_EXCERPTED DATA_
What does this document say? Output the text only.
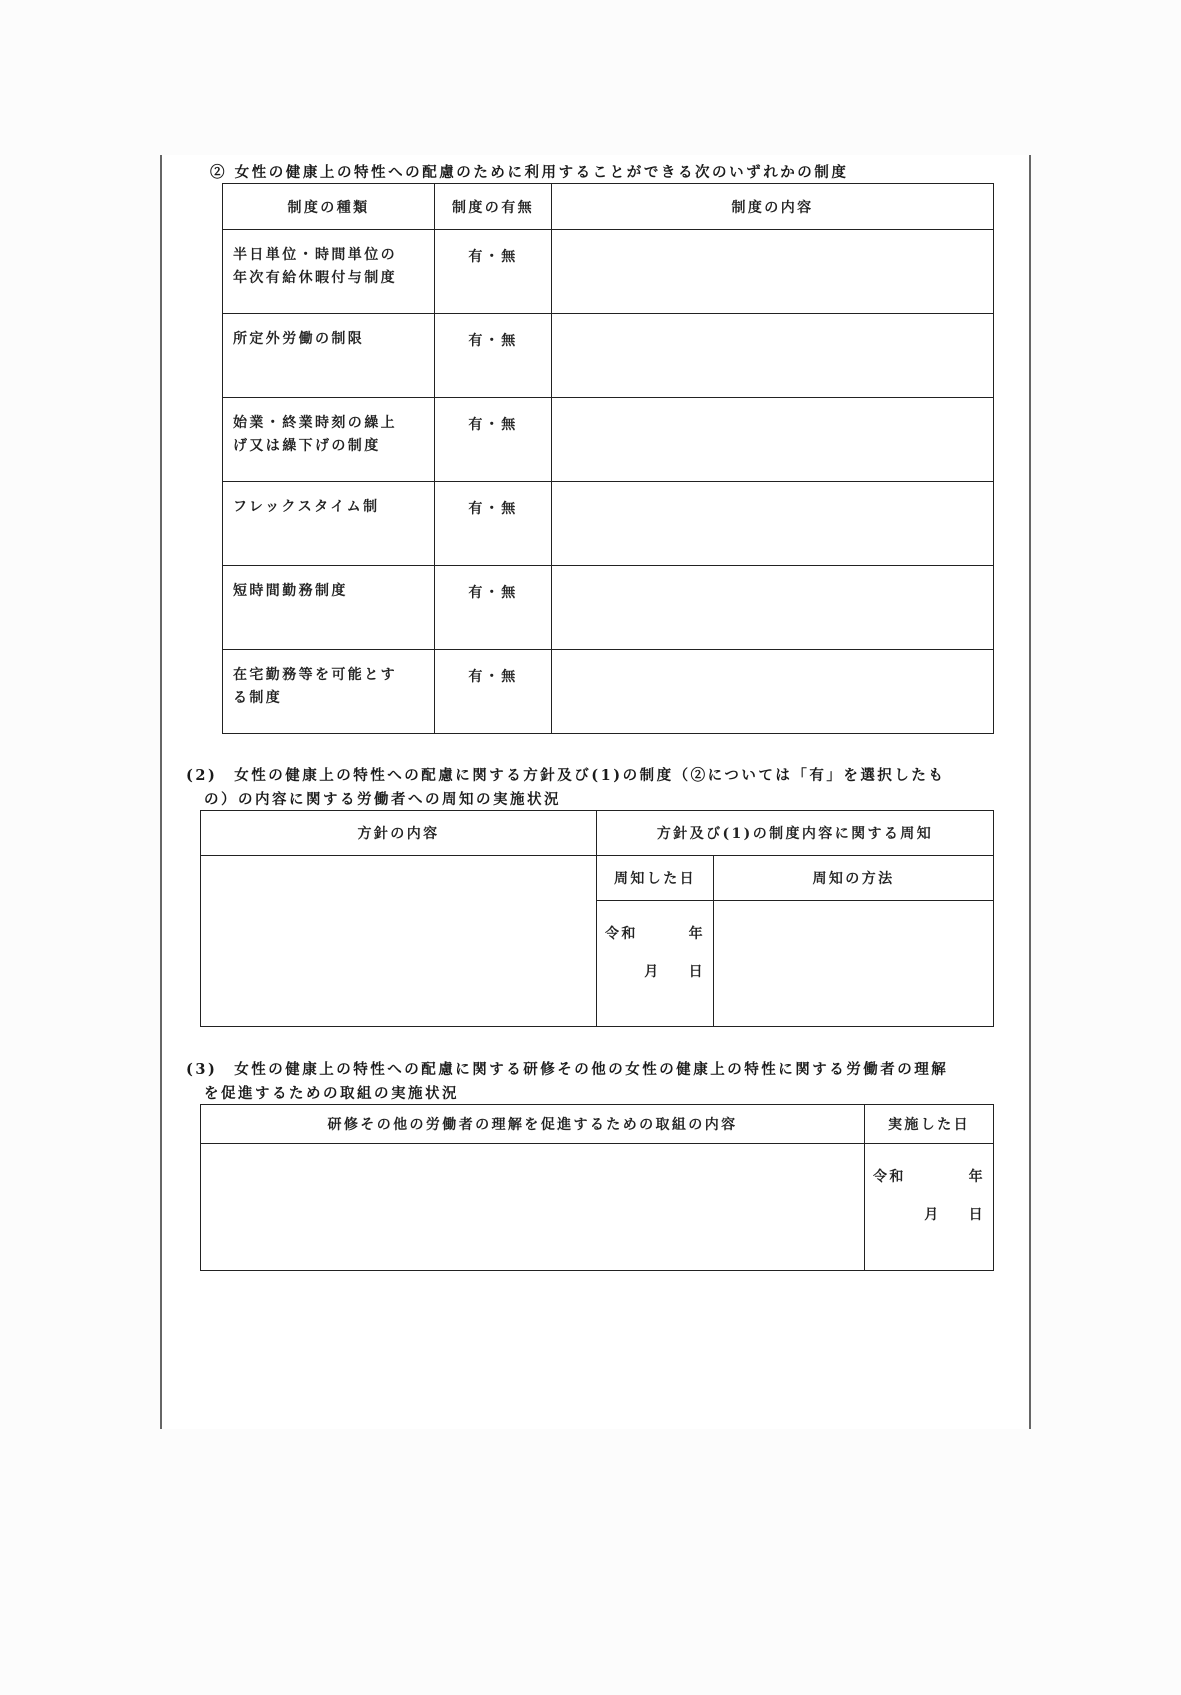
② 女性の健康上の特性への配慮のために利用することができる次のいずれかの制度
制度の種類	制度の有無	制度の内容

半日単位・時間単位の
年次有給休暇付与制度	有・無	

所定外労働の制限	有・無	

始業・終業時刻の繰上
げ又は繰下げの制度	有・無	

フレックスタイム制	有・無	

短時間勤務制度	有・無	

在宅勤務等を可能とす
る制度	有・無	
(2)　女性の健康上の特性への配慮に関する方針及び(1)の制度（②については「有」を選択したも
の）の内容に関する労働者への周知の実施状況
方針の内容	方針及び(1)の制度内容に関する周知	
	周知した日	周知の方法

	令和 年
月 日	

(3)　女性の健康上の特性への配慮に関する研修その他の女性の健康上の特性に関する労働者の理解
を促進するための取組の実施状況
研修その他の労働者の理解を促進するための取組の内容	実施した日

	令和 年
月 日
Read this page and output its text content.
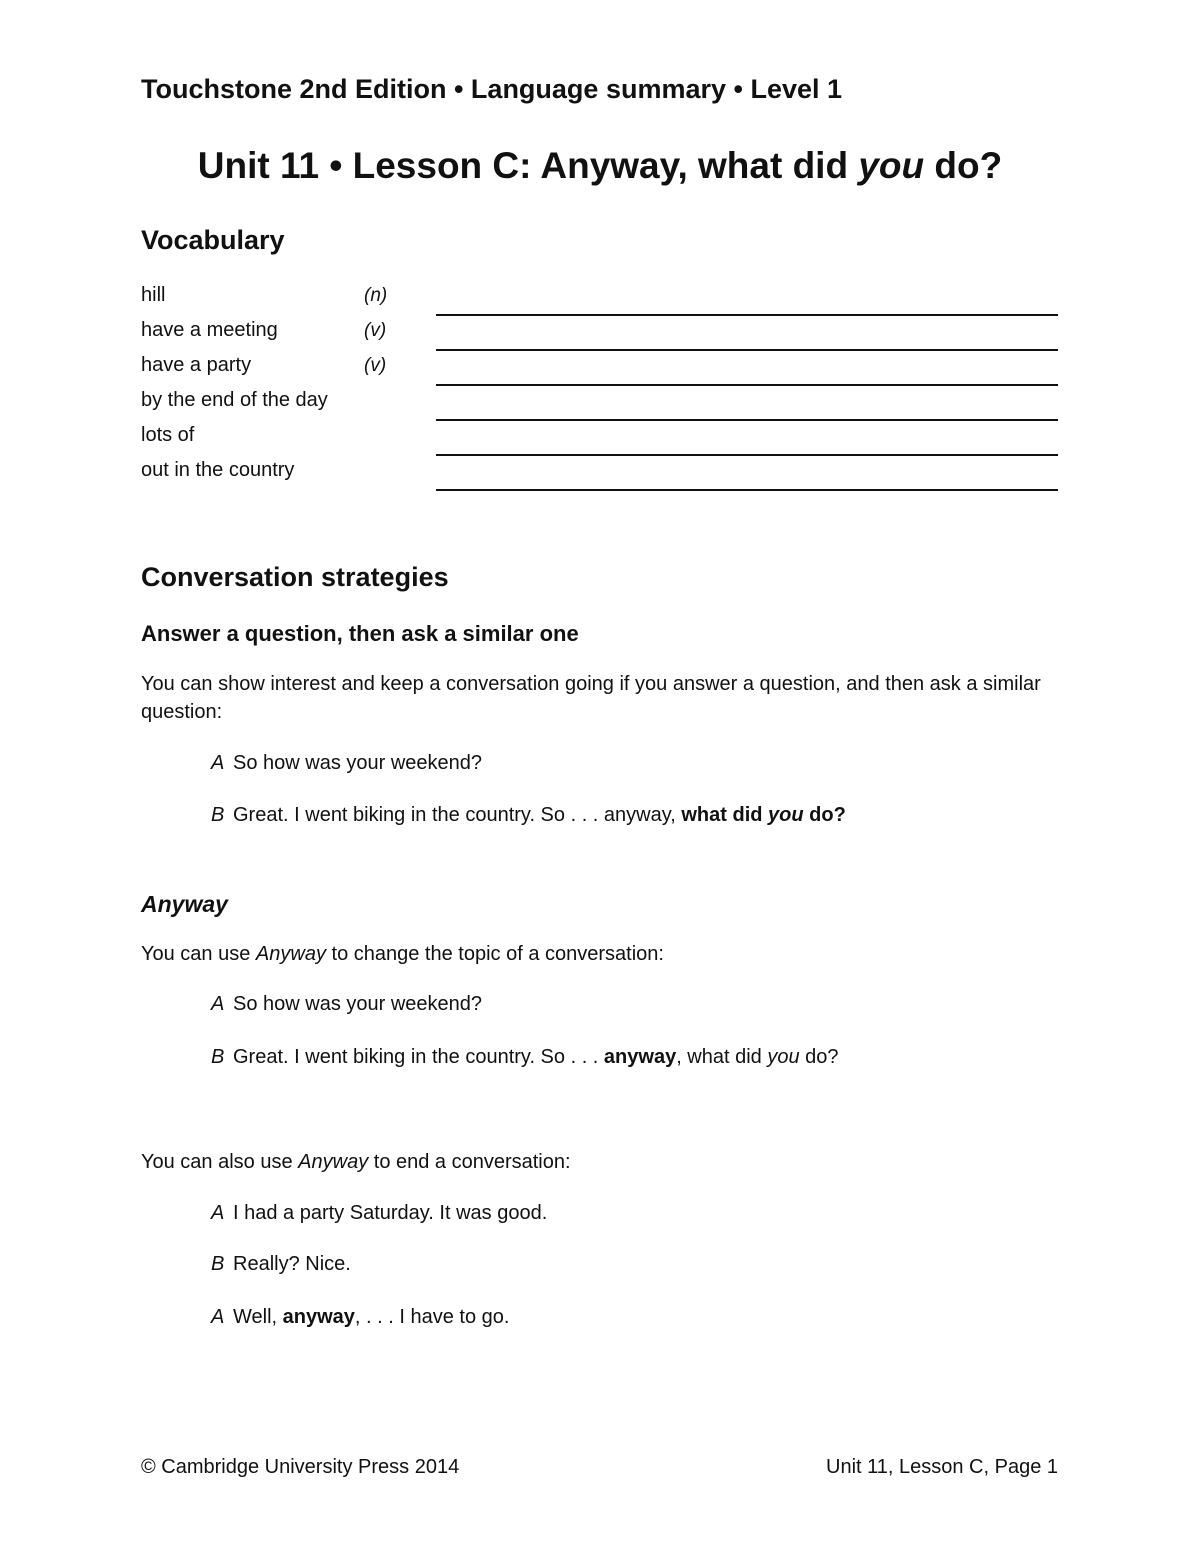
Touchstone 2nd Edition • Language summary • Level 1
Unit 11 • Lesson C: Anyway, what did you do?
Vocabulary
hill	(n)
have a meeting	(v)
have a party	(v)
by the end of the day
lots of
out in the country
Conversation strategies
Answer a question, then ask a similar one
You can show interest and keep a conversation going if you answer a question, and then ask a similar question:
A So how was your weekend?
B Great. I went biking in the country. So . . . anyway, what did you do?
Anyway
You can use Anyway to change the topic of a conversation:
A So how was your weekend?
B Great. I went biking in the country. So . . . anyway, what did you do?
You can also use Anyway to end a conversation:
A I had a party Saturday. It was good.
B Really? Nice.
A Well, anyway, . . . I have to go.
© Cambridge University Press 2014	Unit 11, Lesson C, Page 1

_STATED GOAL_
Reply with one number only, the count of lines above that hold the string "question".

_ANSWER TO THE TASK_
2